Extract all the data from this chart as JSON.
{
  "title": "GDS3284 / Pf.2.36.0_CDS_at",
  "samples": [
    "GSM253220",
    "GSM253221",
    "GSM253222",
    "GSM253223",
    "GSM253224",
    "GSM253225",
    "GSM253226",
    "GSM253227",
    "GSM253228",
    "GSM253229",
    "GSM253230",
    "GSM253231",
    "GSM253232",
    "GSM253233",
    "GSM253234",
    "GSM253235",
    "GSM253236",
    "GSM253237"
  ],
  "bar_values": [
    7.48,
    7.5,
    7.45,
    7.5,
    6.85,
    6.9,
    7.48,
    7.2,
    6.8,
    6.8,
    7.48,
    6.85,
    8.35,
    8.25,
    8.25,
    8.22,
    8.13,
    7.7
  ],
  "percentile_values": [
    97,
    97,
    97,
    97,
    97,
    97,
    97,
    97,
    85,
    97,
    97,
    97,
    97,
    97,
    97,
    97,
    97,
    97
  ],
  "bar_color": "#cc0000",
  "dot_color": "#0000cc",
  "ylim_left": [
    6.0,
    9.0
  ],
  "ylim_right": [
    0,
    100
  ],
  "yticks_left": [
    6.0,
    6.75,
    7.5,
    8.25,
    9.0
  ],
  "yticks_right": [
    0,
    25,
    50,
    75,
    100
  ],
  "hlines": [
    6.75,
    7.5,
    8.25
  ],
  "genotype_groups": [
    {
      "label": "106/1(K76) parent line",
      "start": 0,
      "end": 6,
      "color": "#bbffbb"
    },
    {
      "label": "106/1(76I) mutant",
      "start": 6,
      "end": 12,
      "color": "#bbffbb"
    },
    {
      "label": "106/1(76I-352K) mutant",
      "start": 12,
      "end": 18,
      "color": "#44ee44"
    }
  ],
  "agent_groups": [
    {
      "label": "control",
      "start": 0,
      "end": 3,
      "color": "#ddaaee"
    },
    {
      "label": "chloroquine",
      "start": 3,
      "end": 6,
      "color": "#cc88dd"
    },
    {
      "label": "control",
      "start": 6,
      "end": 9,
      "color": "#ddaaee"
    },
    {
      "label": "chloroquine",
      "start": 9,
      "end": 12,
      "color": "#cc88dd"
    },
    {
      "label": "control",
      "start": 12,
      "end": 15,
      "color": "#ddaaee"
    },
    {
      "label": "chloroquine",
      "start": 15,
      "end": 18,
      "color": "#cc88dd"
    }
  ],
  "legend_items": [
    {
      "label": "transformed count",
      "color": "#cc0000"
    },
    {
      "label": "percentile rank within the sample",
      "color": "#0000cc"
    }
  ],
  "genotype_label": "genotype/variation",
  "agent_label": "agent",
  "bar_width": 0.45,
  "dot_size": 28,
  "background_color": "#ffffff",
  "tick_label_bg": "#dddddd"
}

SHORT PROBLEM
Produce an exact copy of the whole listing.

RESPONSE
Extract all the data from this chart as JSON.
{
  "title": "GDS3284 / Pf.2.36.0_CDS_at",
  "samples": [
    "GSM253220",
    "GSM253221",
    "GSM253222",
    "GSM253223",
    "GSM253224",
    "GSM253225",
    "GSM253226",
    "GSM253227",
    "GSM253228",
    "GSM253229",
    "GSM253230",
    "GSM253231",
    "GSM253232",
    "GSM253233",
    "GSM253234",
    "GSM253235",
    "GSM253236",
    "GSM253237"
  ],
  "bar_values": [
    7.48,
    7.5,
    7.45,
    7.5,
    6.85,
    6.9,
    7.48,
    7.2,
    6.8,
    6.8,
    7.48,
    6.85,
    8.35,
    8.25,
    8.25,
    8.22,
    8.13,
    7.7
  ],
  "percentile_values": [
    97,
    97,
    97,
    97,
    97,
    97,
    97,
    97,
    85,
    97,
    97,
    97,
    97,
    97,
    97,
    97,
    97,
    97
  ],
  "bar_color": "#cc0000",
  "dot_color": "#0000cc",
  "ylim_left": [
    6.0,
    9.0
  ],
  "ylim_right": [
    0,
    100
  ],
  "yticks_left": [
    6.0,
    6.75,
    7.5,
    8.25,
    9.0
  ],
  "yticks_right": [
    0,
    25,
    50,
    75,
    100
  ],
  "hlines": [
    6.75,
    7.5,
    8.25
  ],
  "genotype_groups": [
    {
      "label": "106/1(K76) parent line",
      "start": 0,
      "end": 6,
      "color": "#bbffbb"
    },
    {
      "label": "106/1(76I) mutant",
      "start": 6,
      "end": 12,
      "color": "#bbffbb"
    },
    {
      "label": "106/1(76I-352K) mutant",
      "start": 12,
      "end": 18,
      "color": "#44ee44"
    }
  ],
  "agent_groups": [
    {
      "label": "control",
      "start": 0,
      "end": 3,
      "color": "#ddaaee"
    },
    {
      "label": "chloroquine",
      "start": 3,
      "end": 6,
      "color": "#cc88dd"
    },
    {
      "label": "control",
      "start": 6,
      "end": 9,
      "color": "#ddaaee"
    },
    {
      "label": "chloroquine",
      "start": 9,
      "end": 12,
      "color": "#cc88dd"
    },
    {
      "label": "control",
      "start": 12,
      "end": 15,
      "color": "#ddaaee"
    },
    {
      "label": "chloroquine",
      "start": 15,
      "end": 18,
      "color": "#cc88dd"
    }
  ],
  "legend_items": [
    {
      "label": "transformed count",
      "color": "#cc0000"
    },
    {
      "label": "percentile rank within the sample",
      "color": "#0000cc"
    }
  ],
  "genotype_label": "genotype/variation",
  "agent_label": "agent",
  "bar_width": 0.45,
  "dot_size": 28,
  "background_color": "#ffffff",
  "tick_label_bg": "#dddddd"
}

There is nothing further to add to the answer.